[Data entries]
○ ○ ○

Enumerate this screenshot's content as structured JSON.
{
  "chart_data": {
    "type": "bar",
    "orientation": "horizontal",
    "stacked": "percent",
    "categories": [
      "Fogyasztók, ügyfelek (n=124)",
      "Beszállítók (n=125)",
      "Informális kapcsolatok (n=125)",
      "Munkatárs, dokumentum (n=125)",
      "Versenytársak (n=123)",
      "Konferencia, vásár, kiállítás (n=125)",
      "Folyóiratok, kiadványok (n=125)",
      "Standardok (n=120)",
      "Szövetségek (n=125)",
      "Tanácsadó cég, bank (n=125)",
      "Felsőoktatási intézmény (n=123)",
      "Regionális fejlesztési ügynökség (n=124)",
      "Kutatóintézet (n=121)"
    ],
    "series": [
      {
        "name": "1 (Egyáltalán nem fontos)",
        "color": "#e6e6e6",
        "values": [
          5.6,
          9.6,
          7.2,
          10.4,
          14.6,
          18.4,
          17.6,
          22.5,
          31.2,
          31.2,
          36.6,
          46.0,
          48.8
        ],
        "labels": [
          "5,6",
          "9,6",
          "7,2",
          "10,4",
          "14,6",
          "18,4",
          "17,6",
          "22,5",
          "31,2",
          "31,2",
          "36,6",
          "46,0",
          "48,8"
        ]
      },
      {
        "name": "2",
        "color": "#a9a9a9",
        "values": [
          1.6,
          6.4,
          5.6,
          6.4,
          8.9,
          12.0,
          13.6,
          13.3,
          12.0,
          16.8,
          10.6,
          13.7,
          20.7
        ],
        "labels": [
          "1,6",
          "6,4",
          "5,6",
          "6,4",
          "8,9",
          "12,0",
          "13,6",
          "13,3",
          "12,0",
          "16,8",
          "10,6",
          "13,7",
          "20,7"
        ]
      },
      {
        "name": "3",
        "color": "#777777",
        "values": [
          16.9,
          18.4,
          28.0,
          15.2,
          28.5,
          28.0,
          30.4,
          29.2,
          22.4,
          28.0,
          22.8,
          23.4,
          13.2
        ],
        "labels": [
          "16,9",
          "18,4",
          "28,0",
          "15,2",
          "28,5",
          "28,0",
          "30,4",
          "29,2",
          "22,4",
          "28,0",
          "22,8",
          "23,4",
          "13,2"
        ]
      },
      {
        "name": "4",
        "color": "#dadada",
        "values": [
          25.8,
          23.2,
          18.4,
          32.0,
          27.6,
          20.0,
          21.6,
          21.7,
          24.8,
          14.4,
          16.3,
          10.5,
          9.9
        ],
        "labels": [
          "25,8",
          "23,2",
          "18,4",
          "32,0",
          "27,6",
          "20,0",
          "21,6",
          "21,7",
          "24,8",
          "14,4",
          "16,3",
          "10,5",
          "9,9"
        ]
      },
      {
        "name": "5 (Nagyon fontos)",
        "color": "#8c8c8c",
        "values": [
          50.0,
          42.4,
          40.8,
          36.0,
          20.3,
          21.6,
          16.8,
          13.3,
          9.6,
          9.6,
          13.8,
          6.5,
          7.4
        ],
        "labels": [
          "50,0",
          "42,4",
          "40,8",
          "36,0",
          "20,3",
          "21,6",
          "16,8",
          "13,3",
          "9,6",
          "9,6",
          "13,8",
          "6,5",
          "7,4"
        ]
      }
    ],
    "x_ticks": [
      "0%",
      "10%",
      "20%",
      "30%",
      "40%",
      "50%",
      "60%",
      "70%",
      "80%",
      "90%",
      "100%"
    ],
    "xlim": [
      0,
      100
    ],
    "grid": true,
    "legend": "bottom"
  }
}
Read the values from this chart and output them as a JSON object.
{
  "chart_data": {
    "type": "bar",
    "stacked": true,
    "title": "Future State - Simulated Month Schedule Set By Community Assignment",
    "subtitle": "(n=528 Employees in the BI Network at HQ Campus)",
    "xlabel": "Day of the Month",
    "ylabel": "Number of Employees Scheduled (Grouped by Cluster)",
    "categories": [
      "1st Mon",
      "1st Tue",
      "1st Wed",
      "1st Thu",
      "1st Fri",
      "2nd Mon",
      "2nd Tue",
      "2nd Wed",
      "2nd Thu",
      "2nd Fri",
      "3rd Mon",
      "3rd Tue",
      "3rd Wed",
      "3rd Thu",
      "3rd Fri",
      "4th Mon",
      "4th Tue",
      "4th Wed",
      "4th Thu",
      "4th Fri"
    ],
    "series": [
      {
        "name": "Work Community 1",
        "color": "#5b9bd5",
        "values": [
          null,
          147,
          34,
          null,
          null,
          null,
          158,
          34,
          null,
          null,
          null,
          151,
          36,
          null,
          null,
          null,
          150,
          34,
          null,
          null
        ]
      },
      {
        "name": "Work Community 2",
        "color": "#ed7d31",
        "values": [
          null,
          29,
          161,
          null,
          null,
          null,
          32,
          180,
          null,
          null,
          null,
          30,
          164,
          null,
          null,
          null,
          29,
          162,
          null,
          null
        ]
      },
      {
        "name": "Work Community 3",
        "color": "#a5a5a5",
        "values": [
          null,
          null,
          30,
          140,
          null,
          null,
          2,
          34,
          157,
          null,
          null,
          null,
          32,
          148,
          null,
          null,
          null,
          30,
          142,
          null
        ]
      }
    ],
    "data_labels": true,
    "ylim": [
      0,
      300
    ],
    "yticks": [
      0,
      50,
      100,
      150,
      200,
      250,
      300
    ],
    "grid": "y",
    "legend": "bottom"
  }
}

○ ○ ○

EXERCISE TASK = Every entry above needs to be quoted exactly.

TASK SOLUTION =
Enumerate this screenshot's content as structured JSON.
{
  "chart_data": {
    "type": "bar",
    "orientation": "horizontal",
    "stacked": "percent",
    "categories": [
      "Fogyasztók, ügyfelek (n=124)",
      "Beszállítók (n=125)",
      "Informális kapcsolatok (n=125)",
      "Munkatárs, dokumentum (n=125)",
      "Versenytársak (n=123)",
      "Konferencia, vásár, kiállítás (n=125)",
      "Folyóiratok, kiadványok (n=125)",
      "Standardok (n=120)",
      "Szövetségek (n=125)",
      "Tanácsadó cég, bank (n=125)",
      "Felsőoktatási intézmény (n=123)",
      "Regionális fejlesztési ügynökség (n=124)",
      "Kutatóintézet (n=121)"
    ],
    "series": [
      {
        "name": "1 (Egyáltalán nem fontos)",
        "color": "#e6e6e6",
        "values": [
          5.6,
          9.6,
          7.2,
          10.4,
          14.6,
          18.4,
          17.6,
          22.5,
          31.2,
          31.2,
          36.6,
          46.0,
          48.8
        ],
        "labels": [
          "5,6",
          "9,6",
          "7,2",
          "10,4",
          "14,6",
          "18,4",
          "17,6",
          "22,5",
          "31,2",
          "31,2",
          "36,6",
          "46,0",
          "48,8"
        ]
      },
      {
        "name": "2",
        "color": "#a9a9a9",
        "values": [
          1.6,
          6.4,
          5.6,
          6.4,
          8.9,
          12.0,
          13.6,
          13.3,
          12.0,
          16.8,
          10.6,
          13.7,
          20.7
        ],
        "labels": [
          "1,6",
          "6,4",
          "5,6",
          "6,4",
          "8,9",
          "12,0",
          "13,6",
          "13,3",
          "12,0",
          "16,8",
          "10,6",
          "13,7",
          "20,7"
        ]
      },
      {
        "name": "3",
        "color": "#777777",
        "values": [
          16.9,
          18.4,
          28.0,
          15.2,
          28.5,
          28.0,
          30.4,
          29.2,
          22.4,
          28.0,
          22.8,
          23.4,
          13.2
        ],
        "labels": [
          "16,9",
          "18,4",
          "28,0",
          "15,2",
          "28,5",
          "28,0",
          "30,4",
          "29,2",
          "22,4",
          "28,0",
          "22,8",
          "23,4",
          "13,2"
        ]
      },
      {
        "name": "4",
        "color": "#dadada",
        "values": [
          25.8,
          23.2,
          18.4,
          32.0,
          27.6,
          20.0,
          21.6,
          21.7,
          24.8,
          14.4,
          16.3,
          10.5,
          9.9
        ],
        "labels": [
          "25,8",
          "23,2",
          "18,4",
          "32,0",
          "27,6",
          "20,0",
          "21,6",
          "21,7",
          "24,8",
          "14,4",
          "16,3",
          "10,5",
          "9,9"
        ]
      },
      {
        "name": "5 (Nagyon fontos)",
        "color": "#8c8c8c",
        "values": [
          50.0,
          42.4,
          40.8,
          36.0,
          20.3,
          21.6,
          16.8,
          13.3,
          9.6,
          9.6,
          13.8,
          6.5,
          7.4
        ],
        "labels": [
          "50,0",
          "42,4",
          "40,8",
          "36,0",
          "20,3",
          "21,6",
          "16,8",
          "13,3",
          "9,6",
          "9,6",
          "13,8",
          "6,5",
          "7,4"
        ]
      }
    ],
    "x_ticks": [
      "0%",
      "10%",
      "20%",
      "30%",
      "40%",
      "50%",
      "60%",
      "70%",
      "80%",
      "90%",
      "100%"
    ],
    "xlim": [
      0,
      100
    ],
    "grid": true,
    "legend": "bottom"
  }
}
Read the values from this chart and output them as a JSON object.
{
  "chart_data": {
    "type": "bar",
    "stacked": true,
    "title": "Future State - Simulated Month Schedule Set By Community Assignment",
    "subtitle": "(n=528 Employees in the BI Network at HQ Campus)",
    "xlabel": "Day of the Month",
    "ylabel": "Number of Employees Scheduled (Grouped by Cluster)",
    "categories": [
      "1st Mon",
      "1st Tue",
      "1st Wed",
      "1st Thu",
      "1st Fri",
      "2nd Mon",
      "2nd Tue",
      "2nd Wed",
      "2nd Thu",
      "2nd Fri",
      "3rd Mon",
      "3rd Tue",
      "3rd Wed",
      "3rd Thu",
      "3rd Fri",
      "4th Mon",
      "4th Tue",
      "4th Wed",
      "4th Thu",
      "4th Fri"
    ],
    "series": [
      {
        "name": "Work Community 1",
        "color": "#5b9bd5",
        "values": [
          null,
          147,
          34,
          null,
          null,
          null,
          158,
          34,
          null,
          null,
          null,
          151,
          36,
          null,
          null,
          null,
          150,
          34,
          null,
          null
        ]
      },
      {
        "name": "Work Community 2",
        "color": "#ed7d31",
        "values": [
          null,
          29,
          161,
          null,
          null,
          null,
          32,
          180,
          null,
          null,
          null,
          30,
          164,
          null,
          null,
          null,
          29,
          162,
          null,
          null
        ]
      },
      {
        "name": "Work Community 3",
        "color": "#a5a5a5",
        "values": [
          null,
          null,
          30,
          140,
          null,
          null,
          2,
          34,
          157,
          null,
          null,
          null,
          32,
          148,
          null,
          null,
          null,
          30,
          142,
          null
        ]
      }
    ],
    "data_labels": true,
    "ylim": [
      0,
      300
    ],
    "yticks": [
      0,
      50,
      100,
      150,
      200,
      250,
      300
    ],
    "grid": "y",
    "legend": "bottom"
  }
}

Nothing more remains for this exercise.